== ENTRIES SUPPLIED
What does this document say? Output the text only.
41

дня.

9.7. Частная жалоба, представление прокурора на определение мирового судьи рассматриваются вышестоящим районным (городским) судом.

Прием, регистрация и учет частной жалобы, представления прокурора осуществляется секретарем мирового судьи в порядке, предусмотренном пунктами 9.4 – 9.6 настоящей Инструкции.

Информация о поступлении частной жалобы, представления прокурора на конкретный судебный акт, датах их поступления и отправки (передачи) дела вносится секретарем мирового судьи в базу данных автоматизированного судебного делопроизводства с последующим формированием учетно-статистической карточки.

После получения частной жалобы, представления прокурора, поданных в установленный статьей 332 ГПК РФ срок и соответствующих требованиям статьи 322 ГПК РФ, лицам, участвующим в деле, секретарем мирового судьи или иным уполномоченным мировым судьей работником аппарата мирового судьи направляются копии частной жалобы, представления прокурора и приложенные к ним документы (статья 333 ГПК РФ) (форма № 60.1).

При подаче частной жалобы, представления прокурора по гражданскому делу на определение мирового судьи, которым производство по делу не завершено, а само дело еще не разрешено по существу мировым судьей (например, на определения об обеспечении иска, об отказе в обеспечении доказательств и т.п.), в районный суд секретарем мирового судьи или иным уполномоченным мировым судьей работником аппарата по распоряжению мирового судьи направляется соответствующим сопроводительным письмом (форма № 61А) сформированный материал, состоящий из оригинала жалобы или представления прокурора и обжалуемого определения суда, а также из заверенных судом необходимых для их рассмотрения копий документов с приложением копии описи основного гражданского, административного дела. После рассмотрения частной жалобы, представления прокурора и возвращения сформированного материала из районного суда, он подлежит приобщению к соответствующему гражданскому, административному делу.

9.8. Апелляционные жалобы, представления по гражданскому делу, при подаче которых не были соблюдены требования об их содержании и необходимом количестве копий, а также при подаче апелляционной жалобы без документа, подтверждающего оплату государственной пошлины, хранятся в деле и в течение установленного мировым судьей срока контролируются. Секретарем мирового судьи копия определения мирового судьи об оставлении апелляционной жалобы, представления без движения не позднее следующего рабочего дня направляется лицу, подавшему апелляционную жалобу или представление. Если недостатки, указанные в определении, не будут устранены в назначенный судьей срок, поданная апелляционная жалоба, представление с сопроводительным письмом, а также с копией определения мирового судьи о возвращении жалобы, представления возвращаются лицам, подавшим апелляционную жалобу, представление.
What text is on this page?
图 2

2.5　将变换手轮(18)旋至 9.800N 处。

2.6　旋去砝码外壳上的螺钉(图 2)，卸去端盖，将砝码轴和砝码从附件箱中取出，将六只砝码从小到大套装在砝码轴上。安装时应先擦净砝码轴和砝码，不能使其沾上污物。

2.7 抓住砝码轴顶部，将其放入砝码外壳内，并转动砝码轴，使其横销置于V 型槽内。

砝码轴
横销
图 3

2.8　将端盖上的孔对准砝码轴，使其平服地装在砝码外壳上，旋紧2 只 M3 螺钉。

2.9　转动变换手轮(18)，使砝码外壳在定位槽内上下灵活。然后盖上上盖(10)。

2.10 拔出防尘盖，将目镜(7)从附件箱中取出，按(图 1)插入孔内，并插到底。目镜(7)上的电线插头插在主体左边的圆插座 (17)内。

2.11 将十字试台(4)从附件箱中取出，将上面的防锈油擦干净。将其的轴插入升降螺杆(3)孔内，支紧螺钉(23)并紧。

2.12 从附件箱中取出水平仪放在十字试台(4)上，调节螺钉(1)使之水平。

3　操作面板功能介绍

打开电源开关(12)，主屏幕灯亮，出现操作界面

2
====
> WHAT THE TASK ASKS
The records above should be restated word for word, please.

> WORKED SOLUTION
What does this document say? Output the text only.
41

дня.

9.7. Частная жалоба, представление прокурора на определение мирового судьи рассматриваются вышестоящим районным (городским) судом.

Прием, регистрация и учет частной жалобы, представления прокурора осуществляется секретарем мирового судьи в порядке, предусмотренном пунктами 9.4 – 9.6 настоящей Инструкции.

Информация о поступлении частной жалобы, представления прокурора на конкретный судебный акт, датах их поступления и отправки (передачи) дела вносится секретарем мирового судьи в базу данных автоматизированного судебного делопроизводства с последующим формированием учетно-статистической карточки.

После получения частной жалобы, представления прокурора, поданных в установленный статьей 332 ГПК РФ срок и соответствующих требованиям статьи 322 ГПК РФ, лицам, участвующим в деле, секретарем мирового судьи или иным уполномоченным мировым судьей работником аппарата мирового судьи направляются копии частной жалобы, представления прокурора и приложенные к ним документы (статья 333 ГПК РФ) (форма № 60.1).

При подаче частной жалобы, представления прокурора по гражданскому делу на определение мирового судьи, которым производство по делу не завершено, а само дело еще не разрешено по существу мировым судьей (например, на определения об обеспечении иска, об отказе в обеспечении доказательств и т.п.), в районный суд секретарем мирового судьи или иным уполномоченным мировым судьей работником аппарата по распоряжению мирового судьи направляется соответствующим сопроводительным письмом (форма № 61А) сформированный материал, состоящий из оригинала жалобы или представления прокурора и обжалуемого определения суда, а также из заверенных судом необходимых для их рассмотрения копий документов с приложением копии описи основного гражданского, административного дела. После рассмотрения частной жалобы, представления прокурора и возвращения сформированного материала из районного суда, он подлежит приобщению к соответствующему гражданскому, административному делу.

9.8. Апелляционные жалобы, представления по гражданскому делу, при подаче которых не были соблюдены требования об их содержании и необходимом количестве копий, а также при подаче апелляционной жалобы без документа, подтверждающего оплату государственной пошлины, хранятся в деле и в течение установленного мировым судьей срока контролируются. Секретарем мирового судьи копия определения мирового судьи об оставлении апелляционной жалобы, представления без движения не позднее следующего рабочего дня направляется лицу, подавшему апелляционную жалобу или представление. Если недостатки, указанные в определении, не будут устранены в назначенный судьей срок, поданная апелляционная жалоба, представление с сопроводительным письмом, а также с копией определения мирового судьи о возвращении жалобы, представления возвращаются лицам, подавшим апелляционную жалобу, представление.
What text is on this page?
图 2

2.5　将变换手轮(18)旋至 9.800N 处。

2.6　旋去砝码外壳上的螺钉(图 2)，卸去端盖，将砝码轴和砝码从附件箱中取出，将六只砝码从小到大套装在砝码轴上。安装时应先擦净砝码轴和砝码，不能使其沾上污物。

2.7 抓住砝码轴顶部，将其放入砝码外壳内，并转动砝码轴，使其横销置于V 型槽内。

砝码轴
横销
图 3

2.8　将端盖上的孔对准砝码轴，使其平服地装在砝码外壳上，旋紧2 只 M3 螺钉。

2.9　转动变换手轮(18)，使砝码外壳在定位槽内上下灵活。然后盖上上盖(10)。

2.10 拔出防尘盖，将目镜(7)从附件箱中取出，按(图 1)插入孔内，并插到底。目镜(7)上的电线插头插在主体左边的圆插座 (17)内。

2.11 将十字试台(4)从附件箱中取出，将上面的防锈油擦干净。将其的轴插入升降螺杆(3)孔内，支紧螺钉(23)并紧。

2.12 从附件箱中取出水平仪放在十字试台(4)上，调节螺钉(1)使之水平。

3　操作面板功能介绍

打开电源开关(12)，主屏幕灯亮，出现操作界面

2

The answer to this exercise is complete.